EXERCISE REQUIREMENTS:
Please write out the items below word for word, starting at the first one and ending at the line that contains "married-cell: 1886: [398, 261, 427, 276]", with both of those lines included.

INPUT DATA:
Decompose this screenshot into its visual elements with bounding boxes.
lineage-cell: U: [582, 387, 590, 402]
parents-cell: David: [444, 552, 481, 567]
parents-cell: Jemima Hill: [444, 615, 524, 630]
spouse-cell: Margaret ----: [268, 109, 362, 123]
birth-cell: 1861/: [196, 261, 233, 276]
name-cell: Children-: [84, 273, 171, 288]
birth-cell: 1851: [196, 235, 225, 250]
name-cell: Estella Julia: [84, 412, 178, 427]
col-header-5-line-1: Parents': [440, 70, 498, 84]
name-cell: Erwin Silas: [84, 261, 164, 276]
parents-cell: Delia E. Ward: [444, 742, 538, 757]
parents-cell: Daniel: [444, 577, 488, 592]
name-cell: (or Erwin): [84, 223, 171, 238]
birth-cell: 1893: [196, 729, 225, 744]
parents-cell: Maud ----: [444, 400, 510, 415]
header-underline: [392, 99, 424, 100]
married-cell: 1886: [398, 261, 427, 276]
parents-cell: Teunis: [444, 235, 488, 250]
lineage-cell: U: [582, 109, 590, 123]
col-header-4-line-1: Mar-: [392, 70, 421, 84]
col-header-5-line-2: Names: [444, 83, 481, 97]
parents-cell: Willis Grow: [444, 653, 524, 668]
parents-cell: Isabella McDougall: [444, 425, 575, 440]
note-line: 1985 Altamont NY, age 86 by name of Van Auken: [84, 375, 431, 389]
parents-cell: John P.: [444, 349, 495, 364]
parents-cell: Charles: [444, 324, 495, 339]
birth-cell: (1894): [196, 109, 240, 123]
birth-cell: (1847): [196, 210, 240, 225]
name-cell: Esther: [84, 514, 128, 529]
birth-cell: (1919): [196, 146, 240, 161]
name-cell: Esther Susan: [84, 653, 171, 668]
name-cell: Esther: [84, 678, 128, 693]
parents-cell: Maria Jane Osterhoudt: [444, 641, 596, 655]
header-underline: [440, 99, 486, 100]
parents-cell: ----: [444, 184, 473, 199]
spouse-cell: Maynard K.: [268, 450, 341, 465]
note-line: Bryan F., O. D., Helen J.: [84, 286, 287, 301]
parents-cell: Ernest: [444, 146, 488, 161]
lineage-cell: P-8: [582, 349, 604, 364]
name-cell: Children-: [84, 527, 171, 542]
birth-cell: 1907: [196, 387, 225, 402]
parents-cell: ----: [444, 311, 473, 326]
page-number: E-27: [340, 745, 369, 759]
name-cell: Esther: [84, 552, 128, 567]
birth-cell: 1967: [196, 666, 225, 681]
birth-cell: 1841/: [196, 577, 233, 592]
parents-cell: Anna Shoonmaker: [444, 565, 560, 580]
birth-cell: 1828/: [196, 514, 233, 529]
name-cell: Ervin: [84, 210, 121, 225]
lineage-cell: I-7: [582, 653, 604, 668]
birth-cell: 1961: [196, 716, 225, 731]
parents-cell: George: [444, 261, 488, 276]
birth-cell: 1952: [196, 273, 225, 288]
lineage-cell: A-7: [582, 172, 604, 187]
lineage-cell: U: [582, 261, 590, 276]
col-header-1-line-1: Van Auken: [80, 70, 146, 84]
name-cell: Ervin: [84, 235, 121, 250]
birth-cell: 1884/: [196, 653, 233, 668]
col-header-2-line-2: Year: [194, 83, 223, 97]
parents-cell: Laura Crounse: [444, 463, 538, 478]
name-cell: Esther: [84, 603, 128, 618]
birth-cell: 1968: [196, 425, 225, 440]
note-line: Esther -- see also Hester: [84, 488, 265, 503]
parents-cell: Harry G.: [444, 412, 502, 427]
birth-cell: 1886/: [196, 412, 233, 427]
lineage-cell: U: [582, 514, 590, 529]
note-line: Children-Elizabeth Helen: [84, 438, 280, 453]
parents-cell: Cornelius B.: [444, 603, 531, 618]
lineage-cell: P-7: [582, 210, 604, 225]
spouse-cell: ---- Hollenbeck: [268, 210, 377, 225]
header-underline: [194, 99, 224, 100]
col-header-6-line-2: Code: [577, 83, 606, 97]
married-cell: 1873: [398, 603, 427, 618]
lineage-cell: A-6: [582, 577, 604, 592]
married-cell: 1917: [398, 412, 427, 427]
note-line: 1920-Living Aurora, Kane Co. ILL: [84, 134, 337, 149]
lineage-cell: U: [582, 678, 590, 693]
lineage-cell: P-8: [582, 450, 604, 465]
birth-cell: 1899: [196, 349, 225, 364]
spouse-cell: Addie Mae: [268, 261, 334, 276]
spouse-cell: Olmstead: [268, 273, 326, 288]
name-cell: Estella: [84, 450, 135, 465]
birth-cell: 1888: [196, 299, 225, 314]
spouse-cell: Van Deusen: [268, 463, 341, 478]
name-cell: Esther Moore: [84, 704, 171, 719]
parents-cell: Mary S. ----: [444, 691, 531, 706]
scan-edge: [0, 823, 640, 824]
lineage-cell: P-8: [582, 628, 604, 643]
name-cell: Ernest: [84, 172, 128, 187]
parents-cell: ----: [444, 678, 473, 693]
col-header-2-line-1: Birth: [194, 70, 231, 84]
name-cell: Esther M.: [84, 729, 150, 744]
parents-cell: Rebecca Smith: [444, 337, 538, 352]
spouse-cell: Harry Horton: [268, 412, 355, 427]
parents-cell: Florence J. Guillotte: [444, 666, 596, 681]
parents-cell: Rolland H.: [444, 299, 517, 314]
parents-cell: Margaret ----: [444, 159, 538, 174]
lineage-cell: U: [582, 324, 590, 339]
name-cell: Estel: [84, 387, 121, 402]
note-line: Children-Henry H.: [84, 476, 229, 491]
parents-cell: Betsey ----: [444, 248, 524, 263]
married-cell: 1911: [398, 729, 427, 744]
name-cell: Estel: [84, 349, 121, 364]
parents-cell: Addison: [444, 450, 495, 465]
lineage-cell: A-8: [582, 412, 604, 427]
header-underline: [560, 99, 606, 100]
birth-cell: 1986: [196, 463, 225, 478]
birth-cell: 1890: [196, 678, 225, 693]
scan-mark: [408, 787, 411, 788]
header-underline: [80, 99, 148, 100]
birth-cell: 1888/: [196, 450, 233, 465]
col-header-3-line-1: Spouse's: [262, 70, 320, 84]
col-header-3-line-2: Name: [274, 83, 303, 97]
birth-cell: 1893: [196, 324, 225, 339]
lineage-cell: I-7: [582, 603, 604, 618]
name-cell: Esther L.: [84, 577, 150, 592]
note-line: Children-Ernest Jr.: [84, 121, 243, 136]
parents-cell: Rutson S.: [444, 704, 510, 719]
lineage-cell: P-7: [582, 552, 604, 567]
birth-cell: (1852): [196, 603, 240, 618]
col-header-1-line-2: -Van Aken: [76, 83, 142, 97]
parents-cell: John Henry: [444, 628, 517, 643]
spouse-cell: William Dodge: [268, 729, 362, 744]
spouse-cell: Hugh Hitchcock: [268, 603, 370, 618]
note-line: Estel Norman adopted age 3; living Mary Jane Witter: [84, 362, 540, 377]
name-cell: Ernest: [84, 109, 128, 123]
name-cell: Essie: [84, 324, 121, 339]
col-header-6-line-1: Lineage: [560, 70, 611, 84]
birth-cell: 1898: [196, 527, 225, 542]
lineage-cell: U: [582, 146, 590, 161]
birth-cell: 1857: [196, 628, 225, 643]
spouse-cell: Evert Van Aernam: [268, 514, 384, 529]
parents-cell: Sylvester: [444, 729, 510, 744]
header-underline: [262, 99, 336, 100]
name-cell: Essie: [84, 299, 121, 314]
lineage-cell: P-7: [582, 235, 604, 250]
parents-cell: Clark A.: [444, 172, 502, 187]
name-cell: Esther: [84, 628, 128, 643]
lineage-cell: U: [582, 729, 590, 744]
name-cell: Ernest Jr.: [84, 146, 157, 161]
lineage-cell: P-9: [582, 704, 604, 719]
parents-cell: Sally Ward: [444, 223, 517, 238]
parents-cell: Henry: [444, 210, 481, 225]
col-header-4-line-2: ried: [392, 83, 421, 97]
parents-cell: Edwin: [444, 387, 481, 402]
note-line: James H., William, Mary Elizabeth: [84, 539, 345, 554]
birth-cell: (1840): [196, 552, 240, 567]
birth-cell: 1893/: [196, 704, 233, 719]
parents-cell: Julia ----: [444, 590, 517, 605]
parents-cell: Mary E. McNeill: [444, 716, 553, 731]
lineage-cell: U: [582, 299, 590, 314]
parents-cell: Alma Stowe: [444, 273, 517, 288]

RESULT OF THE TASK:
Decompose this screenshot into its visual elements with bounding boxes.
lineage-cell: U: [582, 387, 590, 402]
parents-cell: David: [444, 552, 481, 567]
parents-cell: Jemima Hill: [444, 615, 524, 630]
spouse-cell: Margaret ----: [268, 109, 362, 123]
birth-cell: 1861/: [196, 261, 233, 276]
name-cell: Children-: [84, 273, 171, 288]
birth-cell: 1851: [196, 235, 225, 250]
name-cell: Estella Julia: [84, 412, 178, 427]
col-header-5-line-1: Parents': [440, 70, 498, 84]
name-cell: Erwin Silas: [84, 261, 164, 276]
parents-cell: Delia E. Ward: [444, 742, 538, 757]
parents-cell: Daniel: [444, 577, 488, 592]
name-cell: (or Erwin): [84, 223, 171, 238]
birth-cell: 1893: [196, 729, 225, 744]
parents-cell: Maud ----: [444, 400, 510, 415]
header-underline: [392, 99, 424, 100]
married-cell: 1886: [398, 261, 427, 276]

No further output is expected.